● REQUIRED WORK: A word-for-word transcription of the records is required.

Dataset rows for apps and sites
********
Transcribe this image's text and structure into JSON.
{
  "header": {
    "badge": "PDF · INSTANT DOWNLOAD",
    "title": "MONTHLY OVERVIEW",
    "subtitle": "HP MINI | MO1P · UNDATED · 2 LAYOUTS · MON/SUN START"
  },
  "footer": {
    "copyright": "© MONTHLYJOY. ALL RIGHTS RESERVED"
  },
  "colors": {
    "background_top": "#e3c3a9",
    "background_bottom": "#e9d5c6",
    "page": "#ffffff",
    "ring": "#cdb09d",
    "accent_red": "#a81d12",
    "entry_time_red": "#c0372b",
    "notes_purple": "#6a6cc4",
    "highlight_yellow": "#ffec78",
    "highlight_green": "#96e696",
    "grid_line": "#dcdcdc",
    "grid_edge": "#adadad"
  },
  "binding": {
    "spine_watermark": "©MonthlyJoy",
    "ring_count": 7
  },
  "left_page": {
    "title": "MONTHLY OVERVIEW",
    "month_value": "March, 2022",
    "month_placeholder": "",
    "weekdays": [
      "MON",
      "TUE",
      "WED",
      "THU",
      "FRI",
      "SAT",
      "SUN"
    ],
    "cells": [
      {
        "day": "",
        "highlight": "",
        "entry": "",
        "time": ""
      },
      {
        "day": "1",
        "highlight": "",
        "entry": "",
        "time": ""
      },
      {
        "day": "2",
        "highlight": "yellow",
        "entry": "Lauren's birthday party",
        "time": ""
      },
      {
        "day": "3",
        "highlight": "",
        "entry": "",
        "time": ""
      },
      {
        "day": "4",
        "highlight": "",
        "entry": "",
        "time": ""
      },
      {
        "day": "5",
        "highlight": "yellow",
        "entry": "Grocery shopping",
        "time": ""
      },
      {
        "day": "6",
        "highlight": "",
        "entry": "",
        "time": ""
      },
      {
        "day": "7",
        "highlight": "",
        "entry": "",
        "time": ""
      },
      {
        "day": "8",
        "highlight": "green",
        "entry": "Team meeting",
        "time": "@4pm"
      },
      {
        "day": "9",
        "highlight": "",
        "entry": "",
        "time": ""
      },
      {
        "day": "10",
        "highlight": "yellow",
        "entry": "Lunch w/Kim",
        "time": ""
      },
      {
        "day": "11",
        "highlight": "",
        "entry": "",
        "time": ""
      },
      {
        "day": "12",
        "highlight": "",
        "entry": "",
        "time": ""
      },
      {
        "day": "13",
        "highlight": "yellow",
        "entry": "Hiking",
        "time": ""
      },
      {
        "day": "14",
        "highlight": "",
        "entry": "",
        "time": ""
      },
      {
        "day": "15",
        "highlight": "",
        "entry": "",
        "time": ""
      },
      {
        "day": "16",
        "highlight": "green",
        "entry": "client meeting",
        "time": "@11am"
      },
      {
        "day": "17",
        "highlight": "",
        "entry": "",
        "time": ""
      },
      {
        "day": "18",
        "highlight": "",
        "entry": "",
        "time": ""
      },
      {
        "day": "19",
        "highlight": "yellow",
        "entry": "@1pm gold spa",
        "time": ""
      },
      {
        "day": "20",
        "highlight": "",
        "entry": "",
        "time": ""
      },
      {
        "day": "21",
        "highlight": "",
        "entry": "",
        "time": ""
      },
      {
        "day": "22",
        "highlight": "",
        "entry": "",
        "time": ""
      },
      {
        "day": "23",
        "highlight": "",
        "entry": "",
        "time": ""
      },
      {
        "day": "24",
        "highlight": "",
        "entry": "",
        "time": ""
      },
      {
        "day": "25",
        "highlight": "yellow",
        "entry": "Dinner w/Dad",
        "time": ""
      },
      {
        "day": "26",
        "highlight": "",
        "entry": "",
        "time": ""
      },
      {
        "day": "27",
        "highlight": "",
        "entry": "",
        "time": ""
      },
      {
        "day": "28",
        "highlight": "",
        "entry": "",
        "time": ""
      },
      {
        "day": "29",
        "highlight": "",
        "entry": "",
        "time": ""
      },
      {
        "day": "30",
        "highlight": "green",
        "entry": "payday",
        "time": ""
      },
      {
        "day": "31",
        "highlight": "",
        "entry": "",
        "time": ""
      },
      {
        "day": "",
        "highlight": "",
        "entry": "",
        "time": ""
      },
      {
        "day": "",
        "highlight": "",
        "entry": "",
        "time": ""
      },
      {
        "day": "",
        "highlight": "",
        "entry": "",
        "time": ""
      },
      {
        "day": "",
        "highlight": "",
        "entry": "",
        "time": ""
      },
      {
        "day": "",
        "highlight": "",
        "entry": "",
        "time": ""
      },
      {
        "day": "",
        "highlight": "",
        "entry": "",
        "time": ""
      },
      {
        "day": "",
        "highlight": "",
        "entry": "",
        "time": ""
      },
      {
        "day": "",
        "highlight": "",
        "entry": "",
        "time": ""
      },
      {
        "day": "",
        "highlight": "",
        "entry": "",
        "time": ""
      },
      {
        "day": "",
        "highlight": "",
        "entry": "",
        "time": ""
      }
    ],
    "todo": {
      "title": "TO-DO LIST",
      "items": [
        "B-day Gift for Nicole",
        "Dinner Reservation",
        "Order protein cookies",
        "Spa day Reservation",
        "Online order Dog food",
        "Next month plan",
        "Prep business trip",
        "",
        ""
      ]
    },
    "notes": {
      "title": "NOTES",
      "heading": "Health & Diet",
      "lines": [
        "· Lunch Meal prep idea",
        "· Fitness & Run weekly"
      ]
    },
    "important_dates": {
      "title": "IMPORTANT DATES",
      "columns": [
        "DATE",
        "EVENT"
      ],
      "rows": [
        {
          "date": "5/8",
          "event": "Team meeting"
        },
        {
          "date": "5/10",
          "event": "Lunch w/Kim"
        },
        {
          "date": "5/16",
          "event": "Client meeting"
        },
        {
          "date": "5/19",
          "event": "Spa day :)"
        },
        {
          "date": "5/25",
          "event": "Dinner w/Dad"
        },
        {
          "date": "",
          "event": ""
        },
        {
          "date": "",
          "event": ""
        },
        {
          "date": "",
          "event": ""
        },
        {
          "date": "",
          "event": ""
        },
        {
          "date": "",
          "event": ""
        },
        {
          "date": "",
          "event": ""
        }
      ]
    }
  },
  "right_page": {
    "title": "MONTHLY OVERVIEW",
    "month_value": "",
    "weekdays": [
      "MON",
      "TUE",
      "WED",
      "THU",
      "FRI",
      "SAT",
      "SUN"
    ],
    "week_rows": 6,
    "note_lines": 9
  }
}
********
● REPLY TO THE EXERCISE:
Transcribe this image's text and structure into JSON.
{
  "header": {
    "badge": "PDF · INSTANT DOWNLOAD",
    "title": "MONTHLY OVERVIEW",
    "subtitle": "HP MINI | MO1P · UNDATED · 2 LAYOUTS · MON/SUN START"
  },
  "footer": {
    "copyright": "© MONTHLYJOY. ALL RIGHTS RESERVED"
  },
  "colors": {
    "background_top": "#e3c3a9",
    "background_bottom": "#e9d5c6",
    "page": "#ffffff",
    "ring": "#cdb09d",
    "accent_red": "#a81d12",
    "entry_time_red": "#c0372b",
    "notes_purple": "#6a6cc4",
    "highlight_yellow": "#ffec78",
    "highlight_green": "#96e696",
    "grid_line": "#dcdcdc",
    "grid_edge": "#adadad"
  },
  "binding": {
    "spine_watermark": "©MonthlyJoy",
    "ring_count": 7
  },
  "left_page": {
    "title": "MONTHLY OVERVIEW",
    "month_value": "March, 2022",
    "month_placeholder": "",
    "weekdays": [
      "MON",
      "TUE",
      "WED",
      "THU",
      "FRI",
      "SAT",
      "SUN"
    ],
    "cells": [
      {
        "day": "",
        "highlight": "",
        "entry": "",
        "time": ""
      },
      {
        "day": "1",
        "highlight": "",
        "entry": "",
        "time": ""
      },
      {
        "day": "2",
        "highlight": "yellow",
        "entry": "Lauren's birthday party",
        "time": ""
      },
      {
        "day": "3",
        "highlight": "",
        "entry": "",
        "time": ""
      },
      {
        "day": "4",
        "highlight": "",
        "entry": "",
        "time": ""
      },
      {
        "day": "5",
        "highlight": "yellow",
        "entry": "Grocery shopping",
        "time": ""
      },
      {
        "day": "6",
        "highlight": "",
        "entry": "",
        "time": ""
      },
      {
        "day": "7",
        "highlight": "",
        "entry": "",
        "time": ""
      },
      {
        "day": "8",
        "highlight": "green",
        "entry": "Team meeting",
        "time": "@4pm"
      },
      {
        "day": "9",
        "highlight": "",
        "entry": "",
        "time": ""
      },
      {
        "day": "10",
        "highlight": "yellow",
        "entry": "Lunch w/Kim",
        "time": ""
      },
      {
        "day": "11",
        "highlight": "",
        "entry": "",
        "time": ""
      },
      {
        "day": "12",
        "highlight": "",
        "entry": "",
        "time": ""
      },
      {
        "day": "13",
        "highlight": "yellow",
        "entry": "Hiking",
        "time": ""
      },
      {
        "day": "14",
        "highlight": "",
        "entry": "",
        "time": ""
      },
      {
        "day": "15",
        "highlight": "",
        "entry": "",
        "time": ""
      },
      {
        "day": "16",
        "highlight": "green",
        "entry": "client meeting",
        "time": "@11am"
      },
      {
        "day": "17",
        "highlight": "",
        "entry": "",
        "time": ""
      },
      {
        "day": "18",
        "highlight": "",
        "entry": "",
        "time": ""
      },
      {
        "day": "19",
        "highlight": "yellow",
        "entry": "@1pm gold spa",
        "time": ""
      },
      {
        "day": "20",
        "highlight": "",
        "entry": "",
        "time": ""
      },
      {
        "day": "21",
        "highlight": "",
        "entry": "",
        "time": ""
      },
      {
        "day": "22",
        "highlight": "",
        "entry": "",
        "time": ""
      },
      {
        "day": "23",
        "highlight": "",
        "entry": "",
        "time": ""
      },
      {
        "day": "24",
        "highlight": "",
        "entry": "",
        "time": ""
      },
      {
        "day": "25",
        "highlight": "yellow",
        "entry": "Dinner w/Dad",
        "time": ""
      },
      {
        "day": "26",
        "highlight": "",
        "entry": "",
        "time": ""
      },
      {
        "day": "27",
        "highlight": "",
        "entry": "",
        "time": ""
      },
      {
        "day": "28",
        "highlight": "",
        "entry": "",
        "time": ""
      },
      {
        "day": "29",
        "highlight": "",
        "entry": "",
        "time": ""
      },
      {
        "day": "30",
        "highlight": "green",
        "entry": "payday",
        "time": ""
      },
      {
        "day": "31",
        "highlight": "",
        "entry": "",
        "time": ""
      },
      {
        "day": "",
        "highlight": "",
        "entry": "",
        "time": ""
      },
      {
        "day": "",
        "highlight": "",
        "entry": "",
        "time": ""
      },
      {
        "day": "",
        "highlight": "",
        "entry": "",
        "time": ""
      },
      {
        "day": "",
        "highlight": "",
        "entry": "",
        "time": ""
      },
      {
        "day": "",
        "highlight": "",
        "entry": "",
        "time": ""
      },
      {
        "day": "",
        "highlight": "",
        "entry": "",
        "time": ""
      },
      {
        "day": "",
        "highlight": "",
        "entry": "",
        "time": ""
      },
      {
        "day": "",
        "highlight": "",
        "entry": "",
        "time": ""
      },
      {
        "day": "",
        "highlight": "",
        "entry": "",
        "time": ""
      },
      {
        "day": "",
        "highlight": "",
        "entry": "",
        "time": ""
      }
    ],
    "todo": {
      "title": "TO-DO LIST",
      "items": [
        "B-day Gift for Nicole",
        "Dinner Reservation",
        "Order protein cookies",
        "Spa day Reservation",
        "Online order Dog food",
        "Next month plan",
        "Prep business trip",
        "",
        ""
      ]
    },
    "notes": {
      "title": "NOTES",
      "heading": "Health & Diet",
      "lines": [
        "· Lunch Meal prep idea",
        "· Fitness & Run weekly"
      ]
    },
    "important_dates": {
      "title": "IMPORTANT DATES",
      "columns": [
        "DATE",
        "EVENT"
      ],
      "rows": [
        {
          "date": "5/8",
          "event": "Team meeting"
        },
        {
          "date": "5/10",
          "event": "Lunch w/Kim"
        },
        {
          "date": "5/16",
          "event": "Client meeting"
        },
        {
          "date": "5/19",
          "event": "Spa day :)"
        },
        {
          "date": "5/25",
          "event": "Dinner w/Dad"
        },
        {
          "date": "",
          "event": ""
        },
        {
          "date": "",
          "event": ""
        },
        {
          "date": "",
          "event": ""
        },
        {
          "date": "",
          "event": ""
        },
        {
          "date": "",
          "event": ""
        },
        {
          "date": "",
          "event": ""
        }
      ]
    }
  },
  "right_page": {
    "title": "MONTHLY OVERVIEW",
    "month_value": "",
    "weekdays": [
      "MON",
      "TUE",
      "WED",
      "THU",
      "FRI",
      "SAT",
      "SUN"
    ],
    "week_rows": 6,
    "note_lines": 9
  }
}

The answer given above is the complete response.